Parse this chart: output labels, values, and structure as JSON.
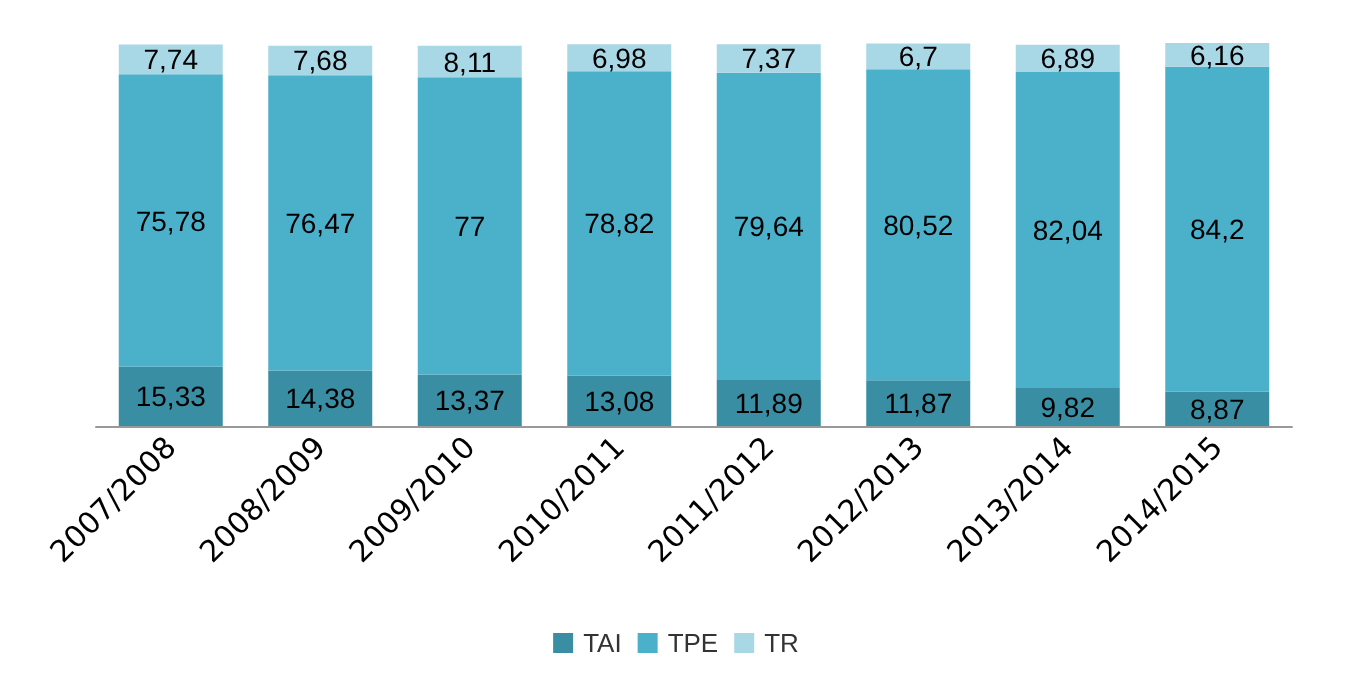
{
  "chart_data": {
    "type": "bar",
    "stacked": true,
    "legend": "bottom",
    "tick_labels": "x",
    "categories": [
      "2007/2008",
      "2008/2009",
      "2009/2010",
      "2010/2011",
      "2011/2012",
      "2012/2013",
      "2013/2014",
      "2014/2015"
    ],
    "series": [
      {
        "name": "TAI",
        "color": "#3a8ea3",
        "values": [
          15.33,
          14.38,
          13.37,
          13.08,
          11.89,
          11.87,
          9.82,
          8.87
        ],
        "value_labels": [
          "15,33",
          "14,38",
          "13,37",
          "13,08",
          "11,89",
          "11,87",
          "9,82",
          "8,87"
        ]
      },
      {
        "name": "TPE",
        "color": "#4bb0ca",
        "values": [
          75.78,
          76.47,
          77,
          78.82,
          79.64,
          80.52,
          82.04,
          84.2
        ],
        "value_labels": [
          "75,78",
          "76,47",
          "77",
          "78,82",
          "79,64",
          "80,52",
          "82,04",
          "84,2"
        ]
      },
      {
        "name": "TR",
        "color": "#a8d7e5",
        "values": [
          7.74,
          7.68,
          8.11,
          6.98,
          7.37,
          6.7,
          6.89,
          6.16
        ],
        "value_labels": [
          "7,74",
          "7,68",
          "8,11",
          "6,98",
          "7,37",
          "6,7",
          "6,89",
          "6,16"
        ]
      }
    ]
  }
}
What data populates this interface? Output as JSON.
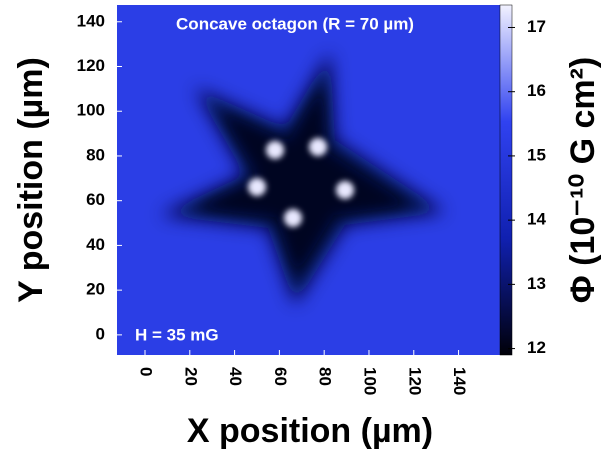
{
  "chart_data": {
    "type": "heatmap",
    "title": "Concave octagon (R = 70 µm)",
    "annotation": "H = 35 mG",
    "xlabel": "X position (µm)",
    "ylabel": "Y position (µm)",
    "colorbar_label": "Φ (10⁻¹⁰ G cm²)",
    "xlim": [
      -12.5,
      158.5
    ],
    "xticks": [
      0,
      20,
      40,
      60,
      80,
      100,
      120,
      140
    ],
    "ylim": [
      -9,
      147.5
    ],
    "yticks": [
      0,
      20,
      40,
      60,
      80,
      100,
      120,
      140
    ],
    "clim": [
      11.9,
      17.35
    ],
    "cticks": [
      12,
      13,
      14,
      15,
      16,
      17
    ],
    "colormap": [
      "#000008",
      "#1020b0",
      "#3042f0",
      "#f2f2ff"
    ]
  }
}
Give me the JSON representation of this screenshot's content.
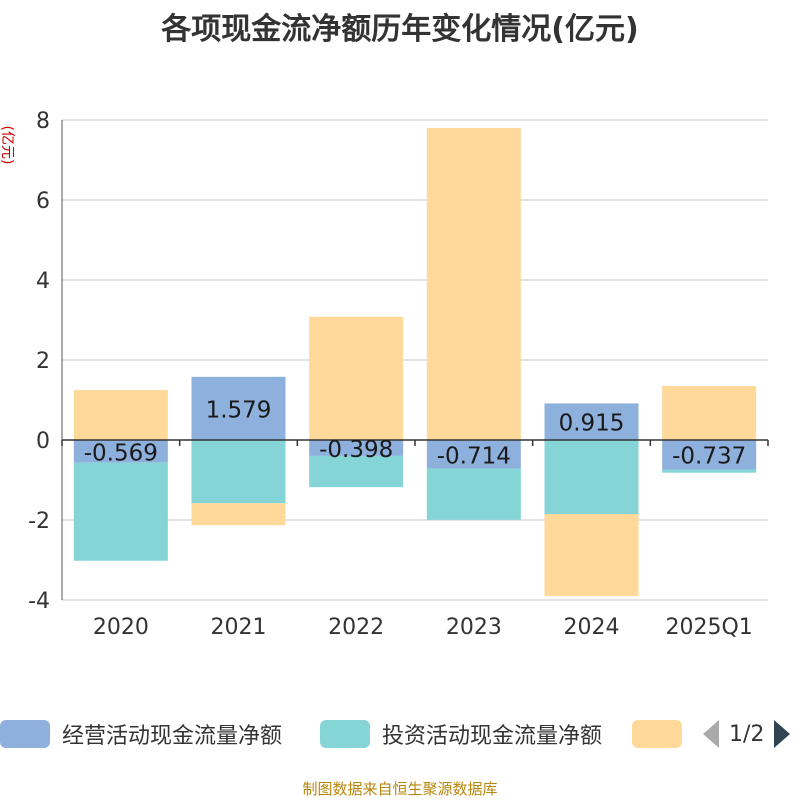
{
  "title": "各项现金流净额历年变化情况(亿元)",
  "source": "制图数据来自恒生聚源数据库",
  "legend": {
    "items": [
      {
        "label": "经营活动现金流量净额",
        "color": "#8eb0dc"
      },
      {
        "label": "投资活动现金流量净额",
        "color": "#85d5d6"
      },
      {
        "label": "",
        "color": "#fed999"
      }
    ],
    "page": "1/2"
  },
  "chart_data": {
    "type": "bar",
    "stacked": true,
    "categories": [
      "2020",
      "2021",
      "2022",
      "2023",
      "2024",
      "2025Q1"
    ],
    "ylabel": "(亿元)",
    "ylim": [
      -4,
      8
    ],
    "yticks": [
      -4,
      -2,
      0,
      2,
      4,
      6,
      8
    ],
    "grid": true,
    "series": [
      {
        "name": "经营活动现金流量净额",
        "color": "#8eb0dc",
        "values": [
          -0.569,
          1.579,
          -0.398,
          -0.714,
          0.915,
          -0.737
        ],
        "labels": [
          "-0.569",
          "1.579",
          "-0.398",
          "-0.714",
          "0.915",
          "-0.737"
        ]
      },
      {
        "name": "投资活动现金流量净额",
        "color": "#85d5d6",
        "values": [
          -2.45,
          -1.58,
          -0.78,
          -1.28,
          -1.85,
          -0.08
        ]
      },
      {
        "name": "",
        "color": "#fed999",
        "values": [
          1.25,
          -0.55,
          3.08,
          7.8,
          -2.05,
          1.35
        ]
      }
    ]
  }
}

[BRIEF]:
Extract each line holding the word "this" from the records.

[COMPLETE RESPONSE]:
Parse this chart: output labels, values, and structure as JSON.
What data populates this interface? Output as JSON.
Give me the JSON representation of this screenshot's content.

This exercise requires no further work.